Write out all the entries word for word and omit any pictures.
● ● ●
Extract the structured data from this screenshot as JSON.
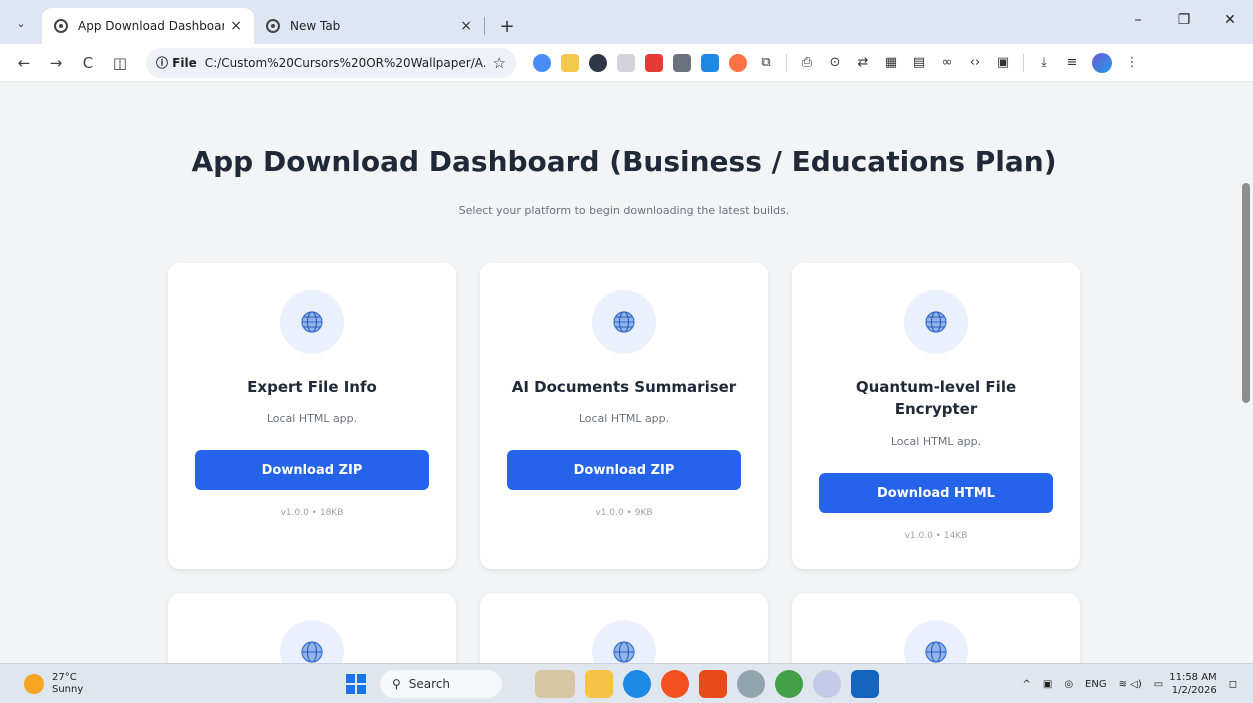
{
  "browser": {
    "tabs": [
      {
        "title": "App Download Dashboard",
        "close": "×"
      },
      {
        "title": "New Tab",
        "close": "×"
      }
    ],
    "new_tab": "+",
    "menu": "⌄",
    "window_controls": {
      "minimize": "–",
      "restore": "❐",
      "close": "✕"
    },
    "address": {
      "chip": "ⓘ File",
      "url": "C:/Custom%20Cursors%20OR%20Wallpaper/A...",
      "star": "☆"
    },
    "nav": {
      "back": "←",
      "forward": "→",
      "reload": "C",
      "split": "◫"
    }
  },
  "page": {
    "title": "App Download Dashboard (Business / Educations Plan)",
    "subtitle": "Select your platform to begin downloading the latest builds.",
    "apps": [
      {
        "name": "Expert File Info",
        "desc": "Local HTML app.",
        "button": "Download ZIP",
        "meta": "v1.0.0 • 18KB"
      },
      {
        "name": "AI Documents Summariser",
        "desc": "Local HTML app.",
        "button": "Download ZIP",
        "meta": "v1.0.0 • 9KB"
      },
      {
        "name": "Quantum-level File Encrypter",
        "desc": "Local HTML app.",
        "button": "Download HTML",
        "meta": "v1.0.0 • 14KB"
      }
    ]
  },
  "taskbar": {
    "weather": {
      "temp": "27°C",
      "cond": "Sunny"
    },
    "search": "Search",
    "tray": {
      "lang": "ENG",
      "time": "11:58 AM",
      "date": "1/2/2026"
    }
  },
  "colors": {
    "accent": "#2563eb",
    "icon_bg": "#eaf1fd",
    "page_bg": "#f3f4f6"
  }
}
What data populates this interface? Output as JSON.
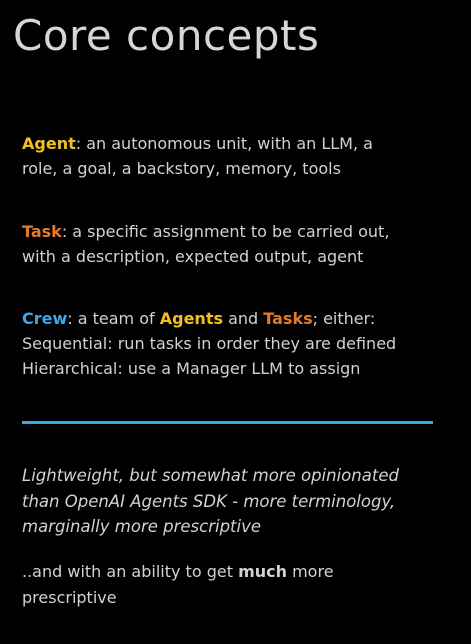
{
  "title": "Core concepts",
  "agent": {
    "term": "Agent",
    "line1": ": an autonomous unit, with an LLM, a",
    "line2": "role, a goal, a backstory, memory, tools"
  },
  "task": {
    "term": "Task",
    "line1": ": a specific assignment to be carried out,",
    "line2": "with a description, expected output, agent"
  },
  "crew": {
    "term": "Crew",
    "text_a": ": a team of ",
    "agents_term": "Agents",
    "text_b": " and ",
    "tasks_term": "Tasks",
    "text_c": "; either:",
    "line2": "Sequential: run tasks in order they are defined",
    "line3": "Hierarchical: use a Manager LLM to assign"
  },
  "note": {
    "line1": "Lightweight, but somewhat more opinionated",
    "line2": "than OpenAI Agents SDK - more terminology,",
    "line3": "marginally more prescriptive"
  },
  "closing": {
    "text_a": "..and with an ability to get ",
    "emphasis": "much",
    "text_b": " more",
    "line2": "prescriptive"
  },
  "colors": {
    "agent": "#f2c01e",
    "task": "#e57a2b",
    "crew": "#3ea6ea",
    "background": "#000000"
  }
}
● ● ●
Answer to this exercise>
Extract the structured data from this screenshot as JSON.
{
  "browser": {
    "tabs": [
      {
        "title": "App Download Dashboard",
        "close": "×"
      },
      {
        "title": "New Tab",
        "close": "×"
      }
    ],
    "new_tab": "+",
    "menu": "⌄",
    "window_controls": {
      "minimize": "–",
      "restore": "❐",
      "close": "✕"
    },
    "address": {
      "chip": "ⓘ File",
      "url": "C:/Custom%20Cursors%20OR%20Wallpaper/A...",
      "star": "☆"
    },
    "nav": {
      "back": "←",
      "forward": "→",
      "reload": "C",
      "split": "◫"
    }
  },
  "page": {
    "title": "App Download Dashboard (Business / Educations Plan)",
    "subtitle": "Select your platform to begin downloading the latest builds.",
    "apps": [
      {
        "name": "Expert File Info",
        "desc": "Local HTML app.",
        "button": "Download ZIP",
        "meta": "v1.0.0 • 18KB"
      },
      {
        "name": "AI Documents Summariser",
        "desc": "Local HTML app.",
        "button": "Download ZIP",
        "meta": "v1.0.0 • 9KB"
      },
      {
        "name": "Quantum-level File Encrypter",
        "desc": "Local HTML app.",
        "button": "Download HTML",
        "meta": "v1.0.0 • 14KB"
      }
    ]
  },
  "taskbar": {
    "weather": {
      "temp": "27°C",
      "cond": "Sunny"
    },
    "search": "Search",
    "tray": {
      "lang": "ENG",
      "time": "11:58 AM",
      "date": "1/2/2026"
    }
  },
  "colors": {
    "accent": "#2563eb",
    "icon_bg": "#eaf1fd",
    "page_bg": "#f3f4f6"
  }
}
What data populates this interface? Output as JSON.
{
  "title": "Core concepts",
  "agent": {
    "term": "Agent",
    "line1": ": an autonomous unit, with an LLM, a",
    "line2": "role, a goal, a backstory, memory, tools"
  },
  "task": {
    "term": "Task",
    "line1": ": a specific assignment to be carried out,",
    "line2": "with a description, expected output, agent"
  },
  "crew": {
    "term": "Crew",
    "text_a": ": a team of ",
    "agents_term": "Agents",
    "text_b": " and ",
    "tasks_term": "Tasks",
    "text_c": "; either:",
    "line2": "Sequential: run tasks in order they are defined",
    "line3": "Hierarchical: use a Manager LLM to assign"
  },
  "note": {
    "line1": "Lightweight, but somewhat more opinionated",
    "line2": "than OpenAI Agents SDK - more terminology,",
    "line3": "marginally more prescriptive"
  },
  "closing": {
    "text_a": "..and with an ability to get ",
    "emphasis": "much",
    "text_b": " more",
    "line2": "prescriptive"
  },
  "colors": {
    "agent": "#f2c01e",
    "task": "#e57a2b",
    "crew": "#3ea6ea",
    "background": "#000000"
  }
}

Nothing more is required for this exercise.